* Aim of the task *
Rewrite the rows from the line containing "point-label: H [437, 836, 447, 850]" through the line containing "table-cell: 4 [291, 76, 386, 113]", replacing "tick-label" with "tick-mark-label" and leaving everything else unchanged.

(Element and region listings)
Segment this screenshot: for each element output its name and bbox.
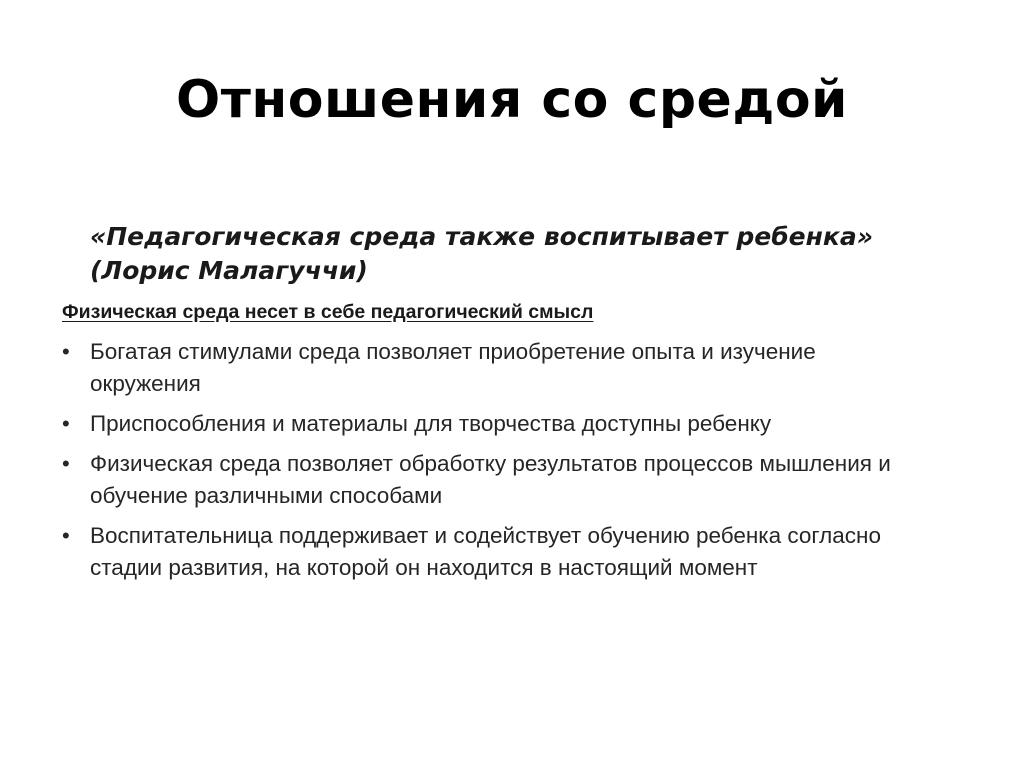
bullet-dot-icon: • bbox=[62, 411, 70, 436]
quote-text: «Педагогическая среда также воспитывает ребенка» (Лорис Малагуччи) bbox=[90, 222, 873, 285]
bullet-text: Богатая стимулами среда позволяет приобретение опыта и изучение окружения bbox=[90, 339, 816, 396]
slide-title: Отношения со средой bbox=[176, 70, 848, 130]
section-heading: Физическая среда несет в себе педагогический смысл bbox=[62, 301, 594, 323]
bullet-dot-icon: • bbox=[62, 339, 70, 364]
bullet-dot-icon: • bbox=[62, 523, 70, 548]
bullet-item bbox=[62, 408, 920, 440]
bullet-item bbox=[62, 520, 920, 584]
bullet-item bbox=[62, 448, 920, 512]
bullet-dot-icon: • bbox=[62, 451, 70, 476]
bullet-text: Воспитательница поддерживает и содействует обучению ребенка согласно стадии развития, на которой он находится в настоящий момент bbox=[90, 523, 881, 580]
bullet-text: Физическая среда позволяет обработку результатов процессов мышления и обучение различными способами bbox=[90, 451, 891, 508]
bullet-item bbox=[62, 336, 920, 400]
bullet-text: Приспособления и материалы для творчества доступны ребенку bbox=[90, 411, 772, 436]
bullet-list bbox=[62, 336, 962, 592]
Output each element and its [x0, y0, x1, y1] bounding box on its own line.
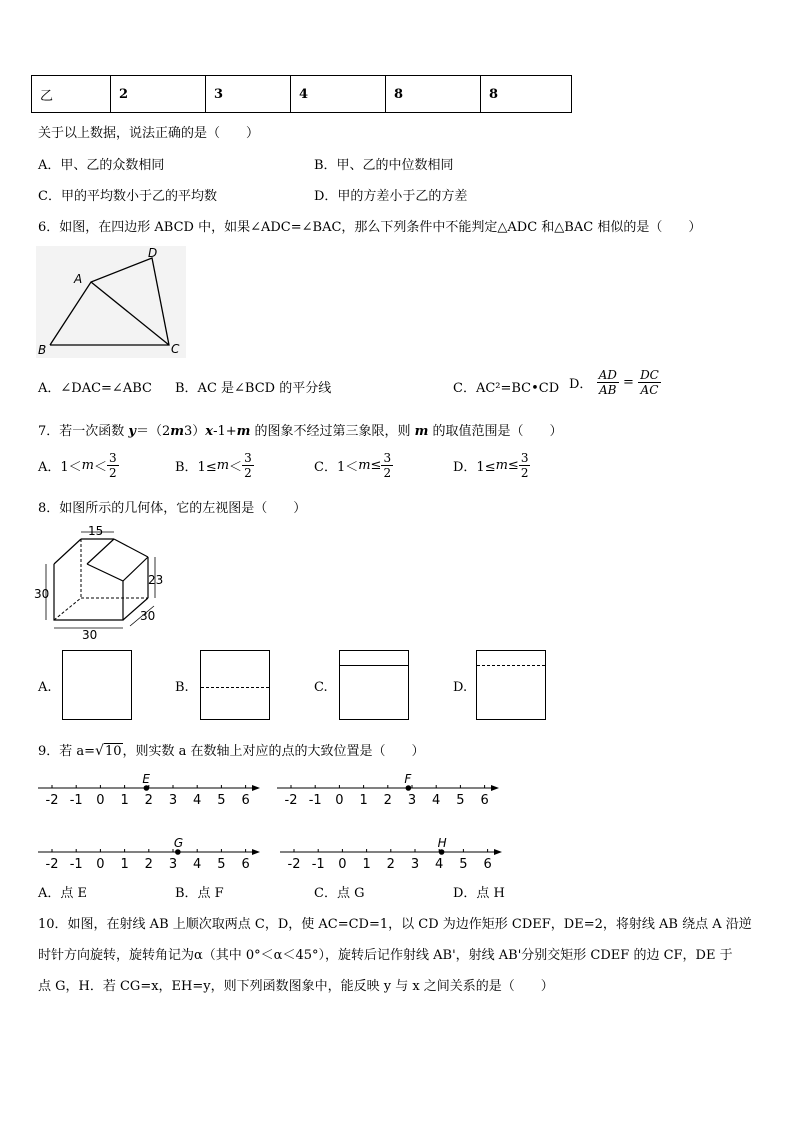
point-label: H [437, 836, 447, 850]
tick-label: 6 [241, 857, 250, 872]
data-table [31, 75, 572, 113]
tick-label: 0 [335, 793, 344, 808]
tick-label: 2 [144, 793, 153, 808]
q5-option-d: D．甲的方差小于乙的方差 [314, 189, 468, 204]
q9-stem: 9．若 a=√10，则实数 a 在数轴上对应的点的大致位置是（ ） [38, 743, 425, 759]
tick-label: 1 [362, 857, 371, 872]
q8-option-a-label: A. [38, 680, 52, 695]
number-line-h [280, 832, 510, 872]
dim-depth: 30 [140, 609, 156, 623]
tick-label: 1 [120, 857, 129, 872]
tick-label: 1 [120, 793, 129, 808]
table-cell: 2 [111, 76, 206, 113]
q7-option-a: A．1＜m＜ $\frac{3}{2}$ [38, 451, 117, 480]
tick-label: 0 [96, 857, 105, 872]
q10-line-3: 点 G，H．若 CG=x，EH=y，则下列函数图象中，能反映 y 与 x 之间关系的是（ ） [38, 979, 554, 994]
tick-label: 6 [480, 793, 489, 808]
axis-arrow [252, 785, 260, 791]
hidden-line [201, 687, 269, 688]
dim-bottom: 30 [82, 628, 98, 642]
number-line-g [38, 832, 268, 872]
q8-option-d-label: D. [453, 680, 468, 695]
visible-line [340, 665, 408, 666]
q7-stem: 7．若一次函数 y＝（2m3）x-1+m 的图象不经过第三象限，则 m 的取值范围是（ ） [38, 424, 563, 439]
solid-figure [34, 522, 169, 642]
tick-label: -2 [45, 857, 59, 872]
q10-line-2: 时针方向旋转，旋转角记为α（其中 0°＜α＜45°），旋转后记作射线 AB'，射线 AB'分别交矩形 CDEF 的边 CF，DE 于 [38, 948, 733, 963]
q10-line-1: 10．如图，在射线 AB 上顺次取两点 C，D，使 AC=CD=1，以 CD 为边作矩形 CDEF，DE=2，将射线 AB 绕点 A 沿逆 [38, 917, 752, 932]
tick-label: 2 [386, 857, 395, 872]
number-line-f [277, 768, 507, 808]
tick-label: 5 [217, 857, 226, 872]
tick-label: 6 [483, 857, 492, 872]
tick-label: -2 [284, 793, 298, 808]
q6-option-a: A．∠DAC=∠ABC [38, 381, 152, 396]
point-h [439, 849, 445, 855]
tick-label: 6 [241, 793, 250, 808]
tick-label: 4 [435, 857, 444, 872]
table-cell: 4 [291, 76, 386, 113]
tick-label: 5 [456, 793, 465, 808]
q5-option-b: B．甲、乙的中位数相同 [314, 158, 454, 173]
tick-label: 2 [383, 793, 392, 808]
q9-option-d: D．点 H [453, 886, 505, 901]
tick-label: 4 [193, 793, 202, 808]
q6-option-b: B．AC 是∠BCD 的平分线 [175, 381, 332, 396]
q5-option-a: A．甲、乙的众数相同 [38, 158, 165, 173]
tick-label: 0 [338, 857, 347, 872]
table-cell: 8 [386, 76, 481, 113]
q9-option-c: C．点 G [314, 886, 365, 901]
quadrilateral-figure [36, 246, 186, 358]
dim-left: 30 [34, 587, 50, 601]
q9-option-b: B．点 F [175, 886, 224, 901]
point-label: G [173, 836, 184, 850]
axis-arrow [252, 849, 260, 855]
q6-option-d: D． $\frac{AD}{AB}$ = $\frac{DC}{AC}$ [569, 368, 659, 397]
tick-label: 0 [96, 793, 105, 808]
tick-label: -2 [287, 857, 301, 872]
q9-option-a: A．点 E [38, 886, 88, 901]
dim-top: 15 [88, 524, 104, 538]
tick-label: -1 [308, 793, 322, 808]
tick-label: 3 [410, 857, 420, 872]
hidden-line [477, 665, 545, 666]
label-d: D [148, 246, 158, 260]
table-cell: 8 [481, 76, 572, 113]
q8-stem: 8．如图所示的几何体，它的左视图是（ ） [38, 501, 307, 516]
point-f [406, 785, 412, 791]
q7-option-b: B．1≤m＜ $\frac{3}{2}$ [175, 451, 252, 480]
q8-option-d-square [476, 650, 546, 720]
point-label: E [142, 772, 150, 786]
tick-label: -2 [45, 793, 59, 808]
table-cell: 乙 [32, 76, 111, 113]
axis-arrow [491, 785, 499, 791]
tick-label: 5 [459, 857, 468, 872]
q8-option-c-square [339, 650, 409, 720]
q6-stem: 6．如图，在四边形 ABCD 中，如果∠ADC=∠BAC，那么下列条件中不能判定△ADC 和△BAC 相似的是（ ） [38, 220, 702, 235]
q8-option-c-label: C. [314, 680, 328, 695]
q7-option-c: C．1＜m≤ $\frac{3}{2}$ [314, 451, 392, 480]
tick-label: 3 [168, 793, 178, 808]
q6-option-c: C．AC²=BC•CD [453, 381, 560, 396]
fraction-dc-ac: $\frac{DC}{AC}$ [640, 368, 659, 397]
tick-label: 5 [217, 793, 226, 808]
tick-label: 4 [193, 857, 202, 872]
q8-option-a-square [62, 650, 132, 720]
q8-option-b-label: B. [175, 680, 189, 695]
label-a: A [74, 272, 83, 286]
tick-label: 3 [407, 793, 417, 808]
point-g [175, 849, 181, 855]
number-line-e [38, 768, 268, 808]
label-c: C [171, 342, 180, 356]
fraction-ad-ab: $\frac{AD}{AB}$ [598, 368, 617, 397]
tick-label: 3 [168, 857, 178, 872]
table-row [32, 76, 572, 113]
tick-label: 1 [359, 793, 368, 808]
dim-right: 23 [148, 573, 164, 587]
table-cell: 3 [206, 76, 291, 113]
q7-option-d: D．1≤m≤ $\frac{3}{2}$ [453, 451, 529, 480]
q5-option-c: C．甲的平均数小于乙的平均数 [38, 189, 217, 204]
tick-label: 2 [144, 857, 153, 872]
point-label: F [404, 772, 412, 786]
q5-stem: 关于以上数据，说法正确的是（ ） [38, 126, 260, 141]
tick-label: 4 [432, 793, 441, 808]
tick-label: -1 [69, 857, 83, 872]
point-e [144, 785, 150, 791]
q8-option-b-square [200, 650, 270, 720]
tick-label: -1 [311, 857, 325, 872]
axis-arrow [494, 849, 502, 855]
tick-label: -1 [69, 793, 83, 808]
label-b: B [38, 343, 47, 357]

* Exercise result *
point-label: H [437, 836, 447, 850]
tick-mark-label: 6 [241, 857, 250, 872]
data-table [31, 75, 572, 113]
tick-mark-label: 0 [335, 793, 344, 808]
tick-mark-label: 2 [144, 793, 153, 808]
q5-option-d: D．甲的方差小于乙的方差 [314, 189, 468, 204]
q9-stem: 9．若 a=√10，则实数 a 在数轴上对应的点的大致位置是（ ） [38, 743, 425, 759]
tick-mark-label: 1 [362, 857, 371, 872]
q8-option-a-label: A. [38, 680, 52, 695]
number-line-h [280, 832, 510, 872]
dim-depth: 30 [140, 609, 156, 623]
tick-mark-label: 1 [120, 857, 129, 872]
tick-mark-label: 1 [120, 793, 129, 808]
table-cell: 2 [111, 76, 206, 113]
q7-option-a: A．1＜m＜ $\frac{3}{2}$ [38, 451, 117, 480]
tick-mark-label: 0 [96, 857, 105, 872]
q10-line-3: 点 G，H．若 CG=x，EH=y，则下列函数图象中，能反映 y 与 x 之间关系的是（ ） [38, 979, 554, 994]
tick-mark-label: 6 [480, 793, 489, 808]
axis-arrow [252, 785, 260, 791]
hidden-line [201, 687, 269, 688]
dim-bottom: 30 [82, 628, 98, 642]
number-line-g [38, 832, 268, 872]
q8-option-d-label: D. [453, 680, 468, 695]
visible-line [340, 665, 408, 666]
q7-stem: 7．若一次函数 y＝（2m3）x-1+m 的图象不经过第三象限，则 m 的取值范围是（ ） [38, 424, 563, 439]
solid-figure [34, 522, 169, 642]
tick-mark-label: -2 [45, 857, 59, 872]
q10-line-2: 时针方向旋转，旋转角记为α（其中 0°＜α＜45°），旋转后记作射线 AB'，射线 AB'分别交矩形 CDEF 的边 CF，DE 于 [38, 948, 733, 963]
q10-line-1: 10．如图，在射线 AB 上顺次取两点 C，D，使 AC=CD=1，以 CD 为边作矩形 CDEF，DE=2，将射线 AB 绕点 A 沿逆 [38, 917, 752, 932]
tick-mark-label: 2 [386, 857, 395, 872]
number-line-f [277, 768, 507, 808]
tick-mark-label: 5 [217, 857, 226, 872]
tick-mark-label: 6 [483, 857, 492, 872]
tick-mark-label: -2 [284, 793, 298, 808]
q6-option-a: A．∠DAC=∠ABC [38, 381, 152, 396]
point-h [439, 849, 445, 855]
tick-mark-label: 6 [241, 793, 250, 808]
tick-mark-label: 4 [435, 857, 444, 872]
table-cell: 4 [291, 76, 386, 113]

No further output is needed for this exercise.